### What to do
Each record below should be output verbatim, without pictures.

[Data records]
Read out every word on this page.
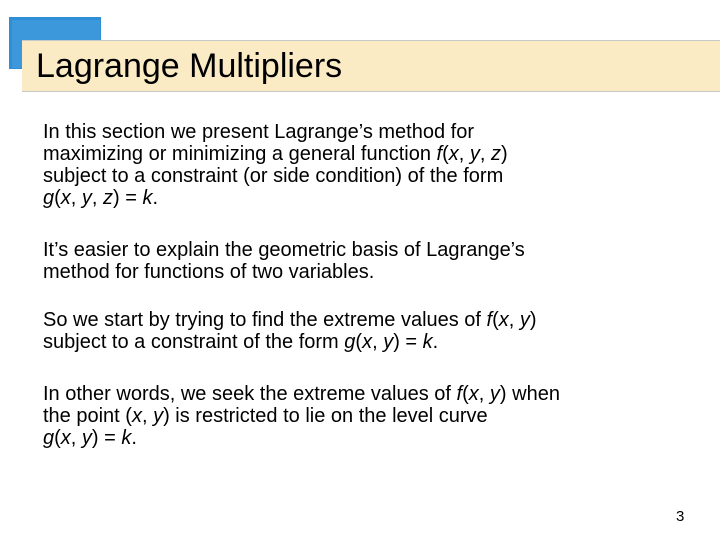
Lagrange Multipliers

In this section we present Lagrange’s method for
maximizing or minimizing a general function f(x, y, z)
subject to a constraint (or side condition) of the form
g(x, y, z) = k.

It’s easier to explain the geometric basis of Lagrange’s
method for functions of two variables.

So we start by trying to find the extreme values of f(x, y)
subject to a constraint of the form g(x, y) = k.

In other words, we seek the extreme values of f(x, y) when
the point (x, y) is restricted to lie on the level curve
g(x, y) = k.

3
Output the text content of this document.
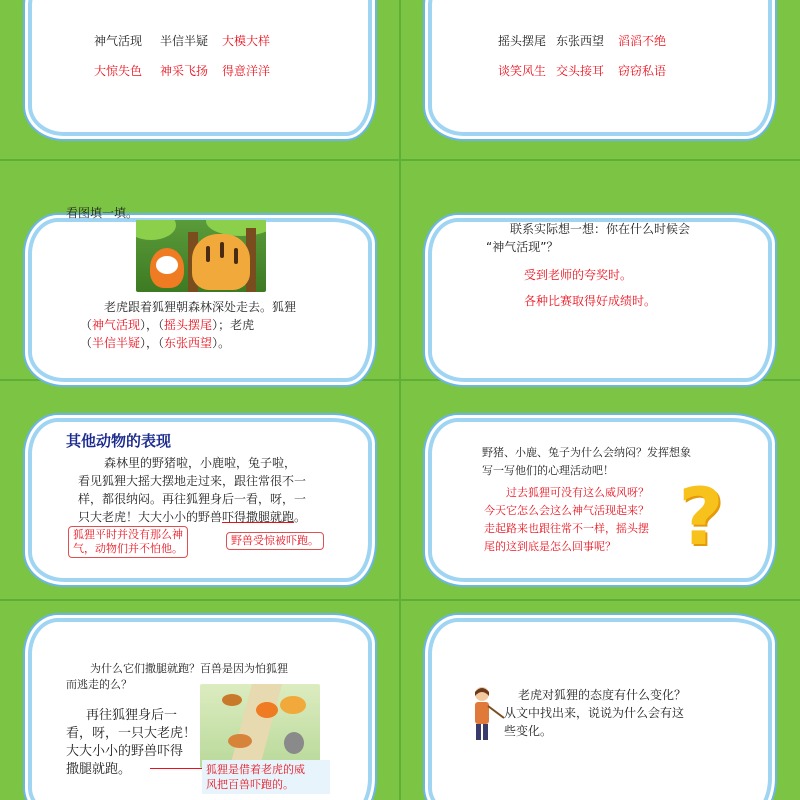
神气活现 半信半疑 大模大样
大惊失色 神采飞扬 得意洋洋
摇头摆尾 东张西望 滔滔不绝
谈笑风生 交头接耳 窃窃私语
看图填一填。
老虎跟着狐狸朝森林深处走去。狐狸
（神气活现），（摇头摆尾）；老虎
（半信半疑），（东张西望）。
联系实际想一想：你在什么时候会
“神气活现”？
受到老师的夸奖时。
各种比赛取得好成绩时。
其他动物的表现
森林里的野猪啦，小鹿啦，兔子啦，
看见狐狸大摇大摆地走过来，跟往常很不一
样，都很纳闷。再往狐狸身后一看，呀，一
只大老虎！大大小小的野兽吓得撒腿就跑。
狐狸平时并没有那么神
气，动物们并不怕他。
野兽受惊被吓跑。
野猪、小鹿、兔子为什么会纳闷？发挥想象
写一写他们的心理活动吧！
过去狐狸可没有这么威风呀？
今天它怎么会这么神气活现起来？
走起路来也跟往常不一样，摇头摆
尾的这到底是怎么回事呢？ ?
为什么它们撒腿就跑？百兽是因为怕狐狸
而逃走的么？
再往狐狸身后一
看，呀，一只大老虎！
大大小小的野兽吓得
撒腿就跑。	狐狸是借着老虎的威
风把百兽吓跑的。
老虎对狐狸的态度有什么变化？
从文中找出来，说说为什么会有这
些变化。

### The solution
Read out every word on this page.
Lagrange Multipliers

In this section we present Lagrange’s method for
maximizing or minimizing a general function f(x, y, z)
subject to a constraint (or side condition) of the form
g(x, y, z) = k.

It’s easier to explain the geometric basis of Lagrange’s
method for functions of two variables.

So we start by trying to find the extreme values of f(x, y)
subject to a constraint of the form g(x, y) = k.

In other words, we seek the extreme values of f(x, y) when
the point (x, y) is restricted to lie on the level curve
g(x, y) = k.

3
Output the text content of this document.
神气活现 半信半疑 大模大样
大惊失色 神采飞扬 得意洋洋
摇头摆尾 东张西望 滔滔不绝
谈笑风生 交头接耳 窃窃私语
看图填一填。
老虎跟着狐狸朝森林深处走去。狐狸
（神气活现），（摇头摆尾）；老虎
（半信半疑），（东张西望）。
联系实际想一想：你在什么时候会
“神气活现”？
受到老师的夸奖时。
各种比赛取得好成绩时。
其他动物的表现
森林里的野猪啦，小鹿啦，兔子啦，
看见狐狸大摇大摆地走过来，跟往常很不一
样，都很纳闷。再往狐狸身后一看，呀，一
只大老虎！大大小小的野兽吓得撒腿就跑。
狐狸平时并没有那么神
气，动物们并不怕他。
野兽受惊被吓跑。
野猪、小鹿、兔子为什么会纳闷？发挥想象
写一写他们的心理活动吧！
过去狐狸可没有这么威风呀？
今天它怎么会这么神气活现起来？
走起路来也跟往常不一样，摇头摆
尾的这到底是怎么回事呢？ ?
为什么它们撒腿就跑？百兽是因为怕狐狸
而逃走的么？
再往狐狸身后一
看，呀，一只大老虎！
大大小小的野兽吓得
撒腿就跑。	狐狸是借着老虎的威
风把百兽吓跑的。
老虎对狐狸的态度有什么变化？
从文中找出来，说说为什么会有这
些变化。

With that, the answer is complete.